***** Records supplied *****

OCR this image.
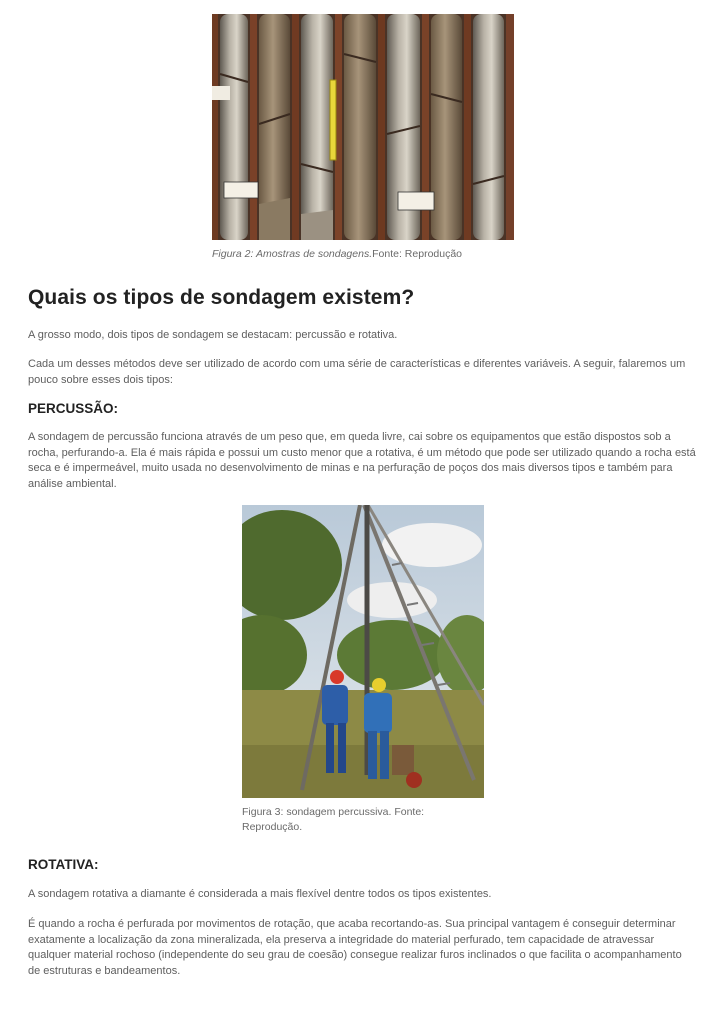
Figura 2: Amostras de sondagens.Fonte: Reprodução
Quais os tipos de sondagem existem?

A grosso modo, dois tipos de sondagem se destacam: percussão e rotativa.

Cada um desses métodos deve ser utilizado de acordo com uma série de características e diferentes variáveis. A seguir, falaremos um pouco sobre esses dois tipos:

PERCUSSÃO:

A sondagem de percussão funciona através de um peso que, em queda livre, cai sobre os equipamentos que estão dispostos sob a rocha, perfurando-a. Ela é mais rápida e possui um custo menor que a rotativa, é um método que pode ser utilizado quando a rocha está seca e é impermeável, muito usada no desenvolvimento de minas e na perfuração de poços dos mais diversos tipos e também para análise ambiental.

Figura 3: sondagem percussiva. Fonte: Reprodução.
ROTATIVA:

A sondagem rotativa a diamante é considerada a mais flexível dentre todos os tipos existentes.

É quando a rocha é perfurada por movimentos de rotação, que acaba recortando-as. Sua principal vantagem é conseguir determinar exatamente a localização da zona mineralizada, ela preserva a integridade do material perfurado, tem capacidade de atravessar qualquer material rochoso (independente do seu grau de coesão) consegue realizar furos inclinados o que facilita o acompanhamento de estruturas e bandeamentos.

*****
***** Records supplied *****

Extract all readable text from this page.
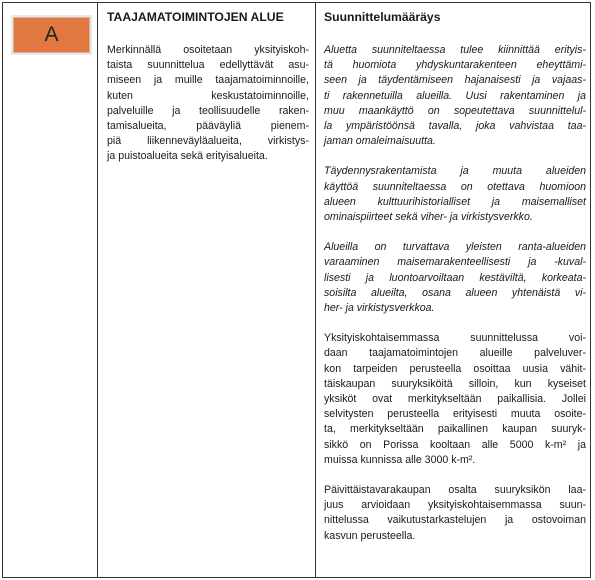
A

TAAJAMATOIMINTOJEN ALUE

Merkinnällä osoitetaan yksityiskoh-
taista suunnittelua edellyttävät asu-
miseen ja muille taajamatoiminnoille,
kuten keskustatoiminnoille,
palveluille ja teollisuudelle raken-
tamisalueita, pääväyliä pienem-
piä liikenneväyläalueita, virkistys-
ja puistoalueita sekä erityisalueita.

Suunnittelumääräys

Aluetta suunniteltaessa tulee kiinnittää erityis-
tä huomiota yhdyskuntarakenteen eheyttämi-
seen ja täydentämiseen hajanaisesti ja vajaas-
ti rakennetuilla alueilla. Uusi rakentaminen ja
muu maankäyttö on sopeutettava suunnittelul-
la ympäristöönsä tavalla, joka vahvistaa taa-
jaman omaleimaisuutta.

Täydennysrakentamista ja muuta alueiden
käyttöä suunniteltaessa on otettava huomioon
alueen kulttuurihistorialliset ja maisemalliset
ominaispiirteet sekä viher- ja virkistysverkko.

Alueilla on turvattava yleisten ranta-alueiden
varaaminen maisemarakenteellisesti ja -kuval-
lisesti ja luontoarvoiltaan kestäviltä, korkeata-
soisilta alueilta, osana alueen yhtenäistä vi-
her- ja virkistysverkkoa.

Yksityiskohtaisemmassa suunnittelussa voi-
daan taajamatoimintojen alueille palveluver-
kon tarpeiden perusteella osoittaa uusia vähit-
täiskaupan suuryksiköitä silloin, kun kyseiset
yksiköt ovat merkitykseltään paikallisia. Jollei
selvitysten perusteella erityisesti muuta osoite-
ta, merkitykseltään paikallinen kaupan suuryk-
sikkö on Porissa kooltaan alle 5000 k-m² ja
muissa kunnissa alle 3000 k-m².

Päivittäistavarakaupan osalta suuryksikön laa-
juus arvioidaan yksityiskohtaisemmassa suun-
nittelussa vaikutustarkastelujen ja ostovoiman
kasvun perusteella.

*****

What to do: Find the string "Reprodução" in the entries above and return each line that holds it.

Response to the task:
Figura 2: Amostras de sondagens.Fonte: Reprodução
Figura 3: sondagem percussiva. Fonte: Reprodução.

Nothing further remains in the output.